**Task details:** Leave out any pictures and transcribe all other data below exactly.

--- begin Data supplied ---

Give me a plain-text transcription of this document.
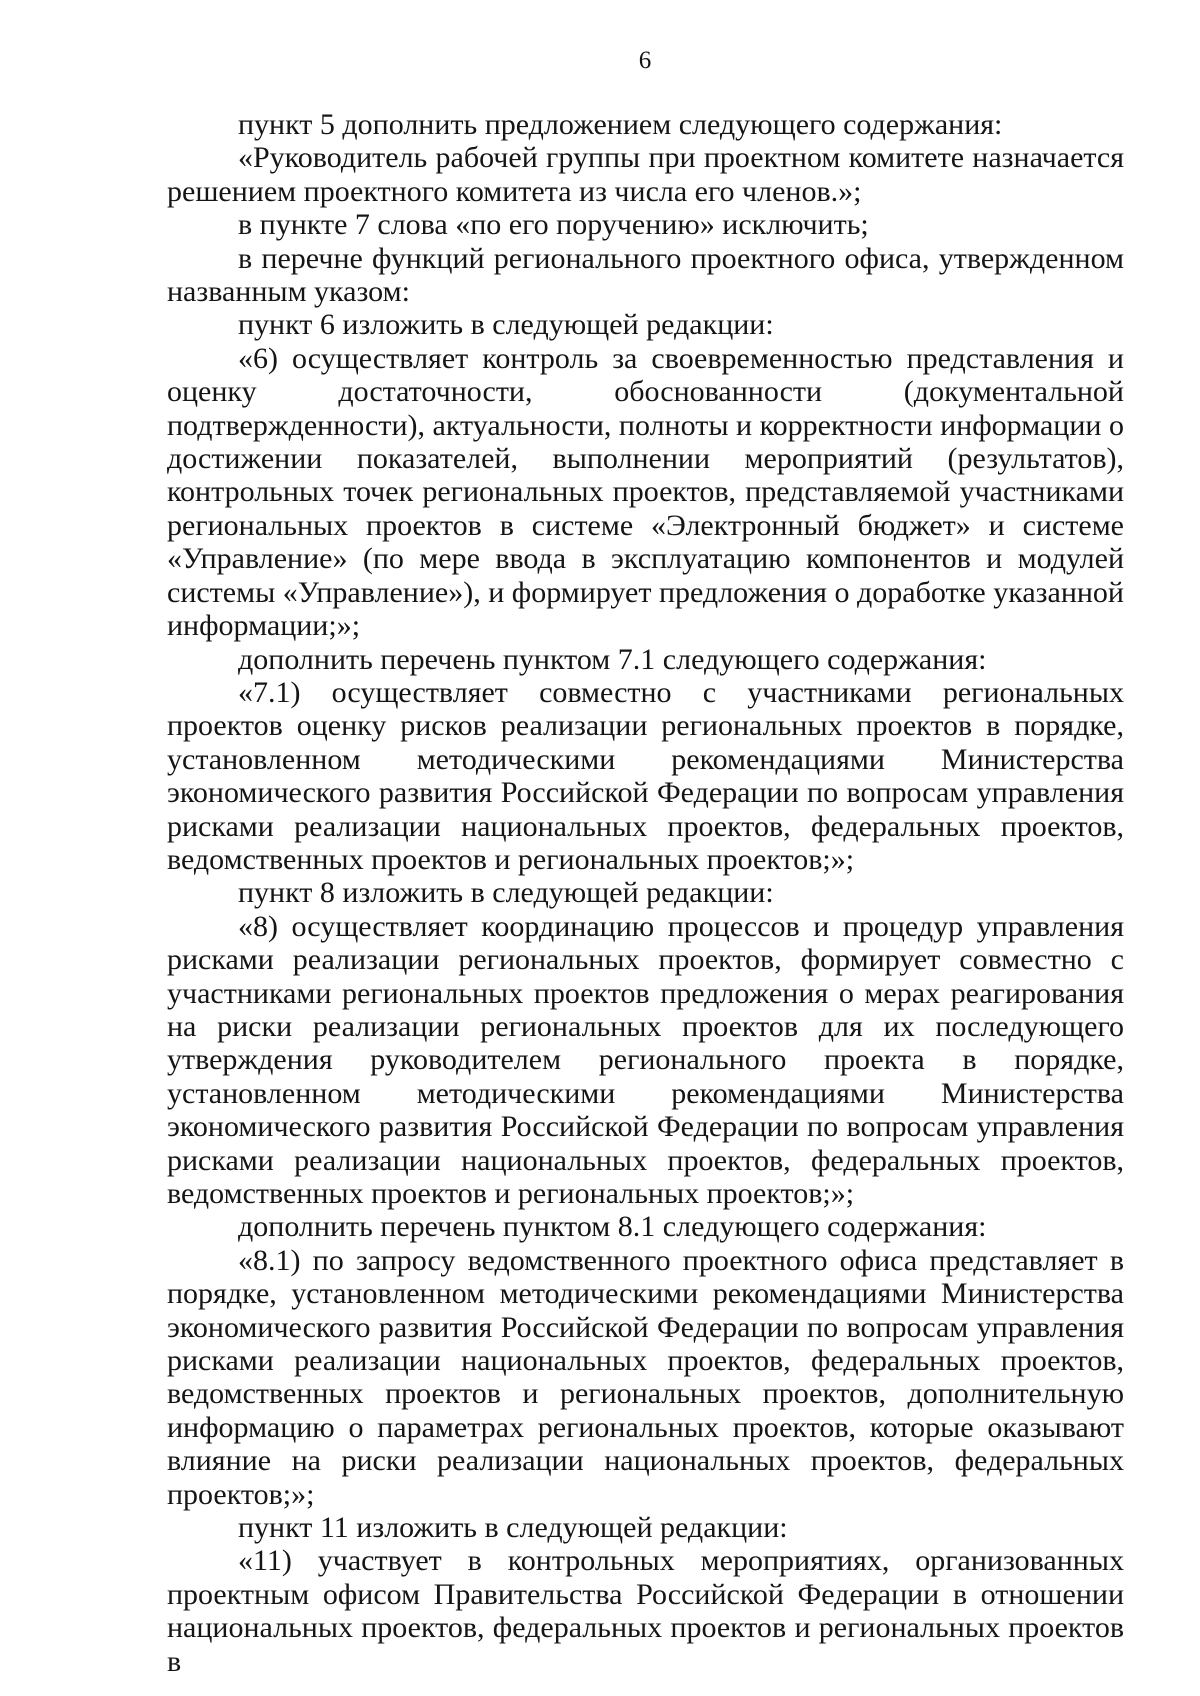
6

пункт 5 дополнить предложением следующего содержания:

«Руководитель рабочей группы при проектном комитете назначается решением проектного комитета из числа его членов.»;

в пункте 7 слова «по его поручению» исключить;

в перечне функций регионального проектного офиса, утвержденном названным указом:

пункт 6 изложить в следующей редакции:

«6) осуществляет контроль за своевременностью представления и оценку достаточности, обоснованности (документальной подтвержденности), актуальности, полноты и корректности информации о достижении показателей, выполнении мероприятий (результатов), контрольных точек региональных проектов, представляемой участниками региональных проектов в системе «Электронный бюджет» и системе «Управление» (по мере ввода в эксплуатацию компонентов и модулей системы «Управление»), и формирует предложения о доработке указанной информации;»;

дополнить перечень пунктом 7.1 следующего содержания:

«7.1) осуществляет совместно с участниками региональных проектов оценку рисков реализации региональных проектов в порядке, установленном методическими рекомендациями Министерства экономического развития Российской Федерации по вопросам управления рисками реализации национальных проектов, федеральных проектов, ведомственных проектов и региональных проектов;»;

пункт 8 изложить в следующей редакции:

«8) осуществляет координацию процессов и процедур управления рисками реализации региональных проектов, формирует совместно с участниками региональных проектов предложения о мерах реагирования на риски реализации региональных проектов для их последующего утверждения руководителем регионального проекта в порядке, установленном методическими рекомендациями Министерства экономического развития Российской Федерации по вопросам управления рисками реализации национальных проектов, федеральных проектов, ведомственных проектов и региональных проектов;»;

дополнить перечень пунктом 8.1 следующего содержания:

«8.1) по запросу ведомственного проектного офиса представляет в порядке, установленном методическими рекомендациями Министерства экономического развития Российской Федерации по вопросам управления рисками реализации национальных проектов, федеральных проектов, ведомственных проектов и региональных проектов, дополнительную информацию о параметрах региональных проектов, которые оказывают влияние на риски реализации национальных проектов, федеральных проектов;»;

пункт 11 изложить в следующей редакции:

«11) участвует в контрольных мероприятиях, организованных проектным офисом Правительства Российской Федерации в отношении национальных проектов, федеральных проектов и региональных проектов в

--- end Data supplied ---

**Expected output:**
Give me a plain-text transcription of this document.
6

пункт 5 дополнить предложением следующего содержания:

«Руководитель рабочей группы при проектном комитете назначается решением проектного комитета из числа его членов.»;

в пункте 7 слова «по его поручению» исключить;

в перечне функций регионального проектного офиса, утвержденном названным указом:

пункт 6 изложить в следующей редакции:

«6) осуществляет контроль за своевременностью представления и оценку достаточности, обоснованности (документальной подтвержденности), актуальности, полноты и корректности информации о достижении показателей, выполнении мероприятий (результатов), контрольных точек региональных проектов, представляемой участниками региональных проектов в системе «Электронный бюджет» и системе «Управление» (по мере ввода в эксплуатацию компонентов и модулей системы «Управление»), и формирует предложения о доработке указанной информации;»;

дополнить перечень пунктом 7.1 следующего содержания:

«7.1) осуществляет совместно с участниками региональных проектов оценку рисков реализации региональных проектов в порядке, установленном методическими рекомендациями Министерства экономического развития Российской Федерации по вопросам управления рисками реализации национальных проектов, федеральных проектов, ведомственных проектов и региональных проектов;»;

пункт 8 изложить в следующей редакции:

«8) осуществляет координацию процессов и процедур управления рисками реализации региональных проектов, формирует совместно с участниками региональных проектов предложения о мерах реагирования на риски реализации региональных проектов для их последующего утверждения руководителем регионального проекта в порядке, установленном методическими рекомендациями Министерства экономического развития Российской Федерации по вопросам управления рисками реализации национальных проектов, федеральных проектов, ведомственных проектов и региональных проектов;»;

дополнить перечень пунктом 8.1 следующего содержания:

«8.1) по запросу ведомственного проектного офиса представляет в порядке, установленном методическими рекомендациями Министерства экономического развития Российской Федерации по вопросам управления рисками реализации национальных проектов, федеральных проектов, ведомственных проектов и региональных проектов, дополнительную информацию о параметрах региональных проектов, которые оказывают влияние на риски реализации национальных проектов, федеральных проектов;»;

пункт 11 изложить в следующей редакции:

«11) участвует в контрольных мероприятиях, организованных проектным офисом Правительства Российской Федерации в отношении национальных проектов, федеральных проектов и региональных проектов в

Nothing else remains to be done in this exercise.